- **Task input**:
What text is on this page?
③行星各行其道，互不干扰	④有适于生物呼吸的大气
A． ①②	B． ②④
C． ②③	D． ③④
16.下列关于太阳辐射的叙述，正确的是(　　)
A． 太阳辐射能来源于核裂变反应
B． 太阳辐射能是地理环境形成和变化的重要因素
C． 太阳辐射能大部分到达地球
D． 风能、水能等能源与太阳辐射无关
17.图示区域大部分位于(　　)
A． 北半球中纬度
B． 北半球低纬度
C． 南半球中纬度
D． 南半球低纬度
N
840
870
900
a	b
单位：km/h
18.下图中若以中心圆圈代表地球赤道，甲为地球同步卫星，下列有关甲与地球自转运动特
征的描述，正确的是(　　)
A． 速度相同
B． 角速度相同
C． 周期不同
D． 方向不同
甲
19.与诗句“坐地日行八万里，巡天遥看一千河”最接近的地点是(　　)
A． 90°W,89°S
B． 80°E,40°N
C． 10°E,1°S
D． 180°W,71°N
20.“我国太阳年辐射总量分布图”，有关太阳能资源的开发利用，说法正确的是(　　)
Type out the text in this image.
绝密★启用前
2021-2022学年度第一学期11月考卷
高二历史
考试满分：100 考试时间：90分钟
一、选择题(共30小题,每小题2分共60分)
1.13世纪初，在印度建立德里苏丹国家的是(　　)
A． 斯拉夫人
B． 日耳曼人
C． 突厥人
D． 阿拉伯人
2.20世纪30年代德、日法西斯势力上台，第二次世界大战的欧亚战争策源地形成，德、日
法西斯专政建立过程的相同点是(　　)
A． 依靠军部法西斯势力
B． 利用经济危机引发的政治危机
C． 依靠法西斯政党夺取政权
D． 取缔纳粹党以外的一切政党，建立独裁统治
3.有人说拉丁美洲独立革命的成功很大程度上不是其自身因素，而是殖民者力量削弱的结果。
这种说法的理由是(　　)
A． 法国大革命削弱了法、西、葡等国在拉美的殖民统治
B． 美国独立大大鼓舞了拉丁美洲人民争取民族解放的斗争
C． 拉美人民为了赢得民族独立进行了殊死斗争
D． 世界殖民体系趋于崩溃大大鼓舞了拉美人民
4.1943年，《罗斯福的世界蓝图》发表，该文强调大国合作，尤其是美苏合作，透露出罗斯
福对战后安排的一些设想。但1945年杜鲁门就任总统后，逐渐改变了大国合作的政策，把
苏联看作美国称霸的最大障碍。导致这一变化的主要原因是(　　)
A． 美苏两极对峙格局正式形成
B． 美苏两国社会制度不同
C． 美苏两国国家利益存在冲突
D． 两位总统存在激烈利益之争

- **Directions for this task**: Only those lines running from the one containing "Type out the text in this image." through the last line of the data above are to be copied, exactly, with both ends included.

- **Solution**:
Type out the text in this image.
绝密★启用前
2021-2022学年度第一学期11月考卷
高二历史
考试满分：100 考试时间：90分钟
一、选择题(共30小题,每小题2分共60分)
1.13世纪初，在印度建立德里苏丹国家的是(　　)
A． 斯拉夫人
B． 日耳曼人
C． 突厥人
D． 阿拉伯人
2.20世纪30年代德、日法西斯势力上台，第二次世界大战的欧亚战争策源地形成，德、日
法西斯专政建立过程的相同点是(　　)
A． 依靠军部法西斯势力
B． 利用经济危机引发的政治危机
C． 依靠法西斯政党夺取政权
D． 取缔纳粹党以外的一切政党，建立独裁统治
3.有人说拉丁美洲独立革命的成功很大程度上不是其自身因素，而是殖民者力量削弱的结果。
这种说法的理由是(　　)
A． 法国大革命削弱了法、西、葡等国在拉美的殖民统治
B． 美国独立大大鼓舞了拉丁美洲人民争取民族解放的斗争
C． 拉美人民为了赢得民族独立进行了殊死斗争
D． 世界殖民体系趋于崩溃大大鼓舞了拉美人民
4.1943年，《罗斯福的世界蓝图》发表，该文强调大国合作，尤其是美苏合作，透露出罗斯
福对战后安排的一些设想。但1945年杜鲁门就任总统后，逐渐改变了大国合作的政策，把
苏联看作美国称霸的最大障碍。导致这一变化的主要原因是(　　)
A． 美苏两极对峙格局正式形成
B． 美苏两国社会制度不同
C． 美苏两国国家利益存在冲突
D． 两位总统存在激烈利益之争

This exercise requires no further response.